Exercise directions:
Provide the data again in its entirety, exactly as given.

Data in this exercise:
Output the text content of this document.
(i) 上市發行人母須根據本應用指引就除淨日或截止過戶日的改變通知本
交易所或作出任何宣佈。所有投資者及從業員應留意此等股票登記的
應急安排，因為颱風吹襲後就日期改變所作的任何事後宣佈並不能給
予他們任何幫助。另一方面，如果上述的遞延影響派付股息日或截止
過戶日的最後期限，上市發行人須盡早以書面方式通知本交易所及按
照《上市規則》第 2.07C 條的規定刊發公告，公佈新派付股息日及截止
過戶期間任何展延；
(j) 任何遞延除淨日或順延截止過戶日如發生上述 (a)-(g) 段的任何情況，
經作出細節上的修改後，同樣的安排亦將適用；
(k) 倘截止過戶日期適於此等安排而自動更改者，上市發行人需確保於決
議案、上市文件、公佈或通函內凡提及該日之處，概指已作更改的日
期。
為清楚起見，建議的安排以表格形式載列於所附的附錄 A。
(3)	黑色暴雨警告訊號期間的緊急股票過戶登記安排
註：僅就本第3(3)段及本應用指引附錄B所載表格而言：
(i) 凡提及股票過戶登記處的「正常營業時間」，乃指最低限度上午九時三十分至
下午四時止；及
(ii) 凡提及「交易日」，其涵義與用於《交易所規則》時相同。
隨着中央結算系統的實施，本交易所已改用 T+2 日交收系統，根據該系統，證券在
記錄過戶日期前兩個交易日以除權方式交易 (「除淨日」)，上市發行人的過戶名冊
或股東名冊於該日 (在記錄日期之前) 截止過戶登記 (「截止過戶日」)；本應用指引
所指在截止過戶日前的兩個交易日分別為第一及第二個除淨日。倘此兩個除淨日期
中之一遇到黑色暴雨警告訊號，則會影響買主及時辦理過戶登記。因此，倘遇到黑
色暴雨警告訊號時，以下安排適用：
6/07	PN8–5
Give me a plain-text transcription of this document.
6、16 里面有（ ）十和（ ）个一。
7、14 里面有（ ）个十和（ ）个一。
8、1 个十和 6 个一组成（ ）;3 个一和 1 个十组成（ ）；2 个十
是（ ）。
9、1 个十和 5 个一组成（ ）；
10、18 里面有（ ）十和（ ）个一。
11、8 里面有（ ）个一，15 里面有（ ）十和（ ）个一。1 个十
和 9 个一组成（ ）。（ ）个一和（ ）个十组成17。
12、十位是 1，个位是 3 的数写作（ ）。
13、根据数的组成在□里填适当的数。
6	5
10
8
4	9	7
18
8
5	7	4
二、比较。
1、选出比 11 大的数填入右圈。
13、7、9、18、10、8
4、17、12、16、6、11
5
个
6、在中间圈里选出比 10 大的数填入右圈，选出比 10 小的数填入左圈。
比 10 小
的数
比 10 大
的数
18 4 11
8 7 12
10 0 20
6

Exercise result:
Output the text content of this document.
(i) 上市發行人母須根據本應用指引就除淨日或截止過戶日的改變通知本
交易所或作出任何宣佈。所有投資者及從業員應留意此等股票登記的
應急安排，因為颱風吹襲後就日期改變所作的任何事後宣佈並不能給
予他們任何幫助。另一方面，如果上述的遞延影響派付股息日或截止
過戶日的最後期限，上市發行人須盡早以書面方式通知本交易所及按
照《上市規則》第 2.07C 條的規定刊發公告，公佈新派付股息日及截止
過戶期間任何展延；
(j) 任何遞延除淨日或順延截止過戶日如發生上述 (a)-(g) 段的任何情況，
經作出細節上的修改後，同樣的安排亦將適用；
(k) 倘截止過戶日期適於此等安排而自動更改者，上市發行人需確保於決
議案、上市文件、公佈或通函內凡提及該日之處，概指已作更改的日
期。
為清楚起見，建議的安排以表格形式載列於所附的附錄 A。
(3)	黑色暴雨警告訊號期間的緊急股票過戶登記安排
註：僅就本第3(3)段及本應用指引附錄B所載表格而言：
(i) 凡提及股票過戶登記處的「正常營業時間」，乃指最低限度上午九時三十分至
下午四時止；及
(ii) 凡提及「交易日」，其涵義與用於《交易所規則》時相同。
隨着中央結算系統的實施，本交易所已改用 T+2 日交收系統，根據該系統，證券在
記錄過戶日期前兩個交易日以除權方式交易 (「除淨日」)，上市發行人的過戶名冊
或股東名冊於該日 (在記錄日期之前) 截止過戶登記 (「截止過戶日」)；本應用指引
所指在截止過戶日前的兩個交易日分別為第一及第二個除淨日。倘此兩個除淨日期
中之一遇到黑色暴雨警告訊號，則會影響買主及時辦理過戶登記。因此，倘遇到黑
色暴雨警告訊號時，以下安排適用：
6/07	PN8–5
Give me a plain-text transcription of this document.
6、16 里面有（ ）十和（ ）个一。
7、14 里面有（ ）个十和（ ）个一。
8、1 个十和 6 个一组成（ ）;3 个一和 1 个十组成（ ）；2 个十
是（ ）。
9、1 个十和 5 个一组成（ ）；
10、18 里面有（ ）十和（ ）个一。
11、8 里面有（ ）个一，15 里面有（ ）十和（ ）个一。1 个十
和 9 个一组成（ ）。（ ）个一和（ ）个十组成17。
12、十位是 1，个位是 3 的数写作（ ）。
13、根据数的组成在□里填适当的数。
6	5
10
8
4	9	7
18
8
5	7	4
二、比较。
1、选出比 11 大的数填入右圈。
13、7、9、18、10、8
4、17、12、16、6、11
5
个
6、在中间圈里选出比 10 大的数填入右圈，选出比 10 小的数填入左圈。
比 10 小
的数
比 10 大
的数
18 4 11
8 7 12
10 0 20
6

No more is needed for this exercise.